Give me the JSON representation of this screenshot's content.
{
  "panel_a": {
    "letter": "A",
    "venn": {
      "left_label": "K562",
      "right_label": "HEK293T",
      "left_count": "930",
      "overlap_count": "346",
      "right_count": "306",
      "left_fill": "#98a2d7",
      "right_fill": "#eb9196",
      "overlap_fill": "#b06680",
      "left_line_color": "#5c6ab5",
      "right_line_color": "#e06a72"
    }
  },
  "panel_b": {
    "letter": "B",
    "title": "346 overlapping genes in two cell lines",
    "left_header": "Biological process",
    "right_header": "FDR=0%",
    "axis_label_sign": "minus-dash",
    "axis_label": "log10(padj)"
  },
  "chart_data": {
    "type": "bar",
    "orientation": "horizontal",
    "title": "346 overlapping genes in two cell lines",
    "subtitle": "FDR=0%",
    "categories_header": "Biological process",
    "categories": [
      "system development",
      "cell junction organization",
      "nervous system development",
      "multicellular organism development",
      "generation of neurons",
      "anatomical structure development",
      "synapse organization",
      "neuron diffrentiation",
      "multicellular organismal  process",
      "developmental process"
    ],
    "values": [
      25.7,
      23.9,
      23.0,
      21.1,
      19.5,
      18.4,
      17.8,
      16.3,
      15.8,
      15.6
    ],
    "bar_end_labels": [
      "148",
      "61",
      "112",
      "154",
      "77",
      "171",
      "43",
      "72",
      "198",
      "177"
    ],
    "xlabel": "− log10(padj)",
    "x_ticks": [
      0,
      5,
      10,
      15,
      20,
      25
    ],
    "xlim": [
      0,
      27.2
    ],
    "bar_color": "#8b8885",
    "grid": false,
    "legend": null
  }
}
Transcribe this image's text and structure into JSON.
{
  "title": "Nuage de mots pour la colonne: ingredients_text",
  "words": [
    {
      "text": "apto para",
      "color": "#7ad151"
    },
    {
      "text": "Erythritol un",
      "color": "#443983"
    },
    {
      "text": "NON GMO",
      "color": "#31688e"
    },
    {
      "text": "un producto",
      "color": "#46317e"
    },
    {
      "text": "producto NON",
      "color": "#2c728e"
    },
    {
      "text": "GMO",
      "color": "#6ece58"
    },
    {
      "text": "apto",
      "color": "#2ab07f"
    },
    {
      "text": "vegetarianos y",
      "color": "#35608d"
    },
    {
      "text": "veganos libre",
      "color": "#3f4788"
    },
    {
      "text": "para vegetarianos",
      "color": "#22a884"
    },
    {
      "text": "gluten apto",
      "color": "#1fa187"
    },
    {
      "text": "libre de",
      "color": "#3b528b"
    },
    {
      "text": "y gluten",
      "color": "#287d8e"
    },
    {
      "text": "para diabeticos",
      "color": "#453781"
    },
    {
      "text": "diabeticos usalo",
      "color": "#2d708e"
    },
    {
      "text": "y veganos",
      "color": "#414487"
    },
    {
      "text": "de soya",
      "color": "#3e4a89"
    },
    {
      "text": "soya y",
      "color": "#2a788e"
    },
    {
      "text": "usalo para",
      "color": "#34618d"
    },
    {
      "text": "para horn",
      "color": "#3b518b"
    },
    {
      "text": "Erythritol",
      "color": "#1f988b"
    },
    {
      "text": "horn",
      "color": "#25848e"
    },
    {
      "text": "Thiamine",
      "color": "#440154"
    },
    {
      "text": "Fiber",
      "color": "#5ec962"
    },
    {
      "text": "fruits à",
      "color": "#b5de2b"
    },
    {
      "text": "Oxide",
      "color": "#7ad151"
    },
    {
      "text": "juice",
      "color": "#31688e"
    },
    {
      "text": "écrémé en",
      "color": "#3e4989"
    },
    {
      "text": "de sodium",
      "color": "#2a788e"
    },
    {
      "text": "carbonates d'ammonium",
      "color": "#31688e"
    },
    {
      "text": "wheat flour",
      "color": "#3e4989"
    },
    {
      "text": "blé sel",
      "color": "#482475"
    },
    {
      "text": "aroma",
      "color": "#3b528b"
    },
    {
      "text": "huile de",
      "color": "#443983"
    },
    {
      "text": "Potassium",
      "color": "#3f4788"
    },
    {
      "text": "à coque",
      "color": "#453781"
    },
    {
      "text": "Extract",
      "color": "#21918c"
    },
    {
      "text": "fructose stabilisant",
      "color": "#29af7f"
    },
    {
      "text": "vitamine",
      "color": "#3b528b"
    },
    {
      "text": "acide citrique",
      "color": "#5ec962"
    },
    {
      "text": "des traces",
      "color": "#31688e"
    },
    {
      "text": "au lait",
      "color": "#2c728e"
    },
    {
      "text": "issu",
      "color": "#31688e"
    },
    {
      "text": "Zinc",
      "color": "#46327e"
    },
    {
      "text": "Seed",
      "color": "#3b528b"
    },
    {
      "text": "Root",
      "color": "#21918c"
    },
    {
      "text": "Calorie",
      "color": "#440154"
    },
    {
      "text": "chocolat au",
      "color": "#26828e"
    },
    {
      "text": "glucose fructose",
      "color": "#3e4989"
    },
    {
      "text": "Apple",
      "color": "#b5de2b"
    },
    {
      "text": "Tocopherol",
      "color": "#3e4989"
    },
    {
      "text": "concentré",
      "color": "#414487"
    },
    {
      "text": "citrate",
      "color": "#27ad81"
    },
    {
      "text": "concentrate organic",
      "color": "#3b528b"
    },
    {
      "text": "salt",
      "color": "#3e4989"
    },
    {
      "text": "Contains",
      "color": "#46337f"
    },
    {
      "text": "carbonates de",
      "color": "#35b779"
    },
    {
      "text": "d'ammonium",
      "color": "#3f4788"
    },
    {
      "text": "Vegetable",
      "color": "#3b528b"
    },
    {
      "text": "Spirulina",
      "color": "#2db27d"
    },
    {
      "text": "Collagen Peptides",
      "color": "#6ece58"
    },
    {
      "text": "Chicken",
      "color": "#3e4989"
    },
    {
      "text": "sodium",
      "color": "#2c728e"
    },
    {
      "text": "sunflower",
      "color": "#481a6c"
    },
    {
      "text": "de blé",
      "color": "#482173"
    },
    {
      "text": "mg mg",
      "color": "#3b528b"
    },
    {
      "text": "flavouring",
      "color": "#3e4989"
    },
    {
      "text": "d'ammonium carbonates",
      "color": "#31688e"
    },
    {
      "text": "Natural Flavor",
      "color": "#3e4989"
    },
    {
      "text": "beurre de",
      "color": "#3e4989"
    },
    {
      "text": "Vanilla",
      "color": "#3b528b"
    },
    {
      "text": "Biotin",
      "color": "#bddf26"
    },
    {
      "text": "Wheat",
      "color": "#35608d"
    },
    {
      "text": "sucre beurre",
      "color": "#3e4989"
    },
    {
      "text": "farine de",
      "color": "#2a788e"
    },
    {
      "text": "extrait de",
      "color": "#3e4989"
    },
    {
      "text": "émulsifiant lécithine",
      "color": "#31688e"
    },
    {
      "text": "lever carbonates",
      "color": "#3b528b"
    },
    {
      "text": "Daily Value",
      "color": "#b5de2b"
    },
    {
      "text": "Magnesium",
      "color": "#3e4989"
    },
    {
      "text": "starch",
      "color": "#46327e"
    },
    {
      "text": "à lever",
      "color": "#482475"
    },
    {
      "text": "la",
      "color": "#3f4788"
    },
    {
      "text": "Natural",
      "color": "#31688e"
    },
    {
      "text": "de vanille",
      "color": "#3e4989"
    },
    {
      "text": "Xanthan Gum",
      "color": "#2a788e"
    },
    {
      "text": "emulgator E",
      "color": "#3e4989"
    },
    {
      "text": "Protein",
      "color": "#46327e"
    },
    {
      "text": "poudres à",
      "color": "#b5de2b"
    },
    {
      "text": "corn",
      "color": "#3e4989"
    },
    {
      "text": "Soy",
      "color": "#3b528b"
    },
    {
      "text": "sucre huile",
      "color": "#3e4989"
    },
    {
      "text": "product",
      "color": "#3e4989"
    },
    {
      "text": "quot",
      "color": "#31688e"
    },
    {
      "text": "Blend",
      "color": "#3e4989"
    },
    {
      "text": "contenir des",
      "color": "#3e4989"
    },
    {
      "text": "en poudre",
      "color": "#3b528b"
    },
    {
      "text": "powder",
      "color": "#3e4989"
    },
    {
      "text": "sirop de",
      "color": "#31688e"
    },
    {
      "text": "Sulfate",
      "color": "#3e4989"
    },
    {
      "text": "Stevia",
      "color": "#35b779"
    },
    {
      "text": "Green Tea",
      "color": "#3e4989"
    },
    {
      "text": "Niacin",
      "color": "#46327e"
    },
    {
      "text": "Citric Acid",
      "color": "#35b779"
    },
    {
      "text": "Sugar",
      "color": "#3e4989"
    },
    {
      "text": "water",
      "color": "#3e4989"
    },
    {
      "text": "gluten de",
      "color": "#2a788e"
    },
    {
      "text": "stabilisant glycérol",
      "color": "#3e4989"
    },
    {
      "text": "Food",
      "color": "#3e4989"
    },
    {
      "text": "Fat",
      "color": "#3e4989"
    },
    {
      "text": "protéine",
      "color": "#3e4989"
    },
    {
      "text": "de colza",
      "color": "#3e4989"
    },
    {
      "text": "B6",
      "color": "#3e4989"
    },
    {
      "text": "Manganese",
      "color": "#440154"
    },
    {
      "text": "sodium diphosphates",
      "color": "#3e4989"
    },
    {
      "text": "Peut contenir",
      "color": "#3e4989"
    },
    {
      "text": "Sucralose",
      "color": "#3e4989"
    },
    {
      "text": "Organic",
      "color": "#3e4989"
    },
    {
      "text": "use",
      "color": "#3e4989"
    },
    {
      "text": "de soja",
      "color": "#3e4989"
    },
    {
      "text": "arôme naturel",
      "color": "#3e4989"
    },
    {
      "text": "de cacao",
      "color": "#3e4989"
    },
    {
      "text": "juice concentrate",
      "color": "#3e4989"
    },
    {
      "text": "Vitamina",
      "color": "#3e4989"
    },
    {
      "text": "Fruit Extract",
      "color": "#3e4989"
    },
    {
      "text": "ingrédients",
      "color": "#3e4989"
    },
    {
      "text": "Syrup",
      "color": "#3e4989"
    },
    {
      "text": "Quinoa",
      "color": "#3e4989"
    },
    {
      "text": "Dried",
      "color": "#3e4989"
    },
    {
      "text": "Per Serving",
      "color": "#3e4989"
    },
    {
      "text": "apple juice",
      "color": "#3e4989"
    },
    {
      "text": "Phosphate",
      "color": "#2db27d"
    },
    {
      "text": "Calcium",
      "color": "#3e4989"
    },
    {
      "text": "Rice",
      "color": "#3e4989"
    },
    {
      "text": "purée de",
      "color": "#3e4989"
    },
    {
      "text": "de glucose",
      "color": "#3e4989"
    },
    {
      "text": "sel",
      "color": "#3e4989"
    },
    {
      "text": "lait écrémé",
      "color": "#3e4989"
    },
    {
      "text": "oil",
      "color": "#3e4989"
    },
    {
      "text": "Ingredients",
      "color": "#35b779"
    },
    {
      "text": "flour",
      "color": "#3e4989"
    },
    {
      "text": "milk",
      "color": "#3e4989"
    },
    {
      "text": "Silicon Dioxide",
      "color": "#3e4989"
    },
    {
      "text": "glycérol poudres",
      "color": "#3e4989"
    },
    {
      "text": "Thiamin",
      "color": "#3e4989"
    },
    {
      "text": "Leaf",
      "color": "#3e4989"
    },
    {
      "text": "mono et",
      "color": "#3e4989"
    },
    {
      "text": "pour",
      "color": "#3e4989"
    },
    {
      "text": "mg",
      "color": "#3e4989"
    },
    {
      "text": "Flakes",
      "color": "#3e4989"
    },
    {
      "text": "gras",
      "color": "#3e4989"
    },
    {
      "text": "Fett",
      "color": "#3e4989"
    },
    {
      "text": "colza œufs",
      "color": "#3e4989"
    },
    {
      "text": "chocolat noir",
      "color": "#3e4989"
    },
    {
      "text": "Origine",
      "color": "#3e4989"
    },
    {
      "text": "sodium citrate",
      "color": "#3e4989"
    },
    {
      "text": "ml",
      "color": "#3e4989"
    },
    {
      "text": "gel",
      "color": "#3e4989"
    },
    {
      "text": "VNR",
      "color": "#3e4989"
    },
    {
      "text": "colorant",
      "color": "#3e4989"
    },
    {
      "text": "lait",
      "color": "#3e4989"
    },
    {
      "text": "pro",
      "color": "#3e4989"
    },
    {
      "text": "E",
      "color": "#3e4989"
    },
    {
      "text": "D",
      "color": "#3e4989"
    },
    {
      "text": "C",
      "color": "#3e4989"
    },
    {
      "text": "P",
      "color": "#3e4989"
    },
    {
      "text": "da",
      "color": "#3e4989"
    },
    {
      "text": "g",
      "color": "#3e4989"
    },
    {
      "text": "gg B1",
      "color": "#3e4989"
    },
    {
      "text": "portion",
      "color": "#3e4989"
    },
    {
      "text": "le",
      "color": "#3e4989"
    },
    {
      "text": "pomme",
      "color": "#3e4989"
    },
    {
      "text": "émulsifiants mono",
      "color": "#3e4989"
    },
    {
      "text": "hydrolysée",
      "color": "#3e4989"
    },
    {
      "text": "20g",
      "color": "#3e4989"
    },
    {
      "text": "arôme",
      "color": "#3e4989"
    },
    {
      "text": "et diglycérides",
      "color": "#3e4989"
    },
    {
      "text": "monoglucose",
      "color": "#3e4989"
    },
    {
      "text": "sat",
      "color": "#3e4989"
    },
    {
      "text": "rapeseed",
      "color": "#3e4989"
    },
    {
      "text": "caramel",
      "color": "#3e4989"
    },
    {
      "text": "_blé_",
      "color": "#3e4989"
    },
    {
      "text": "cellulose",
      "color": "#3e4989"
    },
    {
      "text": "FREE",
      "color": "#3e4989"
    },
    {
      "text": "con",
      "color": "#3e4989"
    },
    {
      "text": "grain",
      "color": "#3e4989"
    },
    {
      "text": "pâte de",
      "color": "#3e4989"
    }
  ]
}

PROBLEM DETAILS:
Return every line from the entries that holds the string "gluten".

TASK ANSWER:
      "text": "gluten apto",
      "text": "y gluten",
      "text": "gluten de",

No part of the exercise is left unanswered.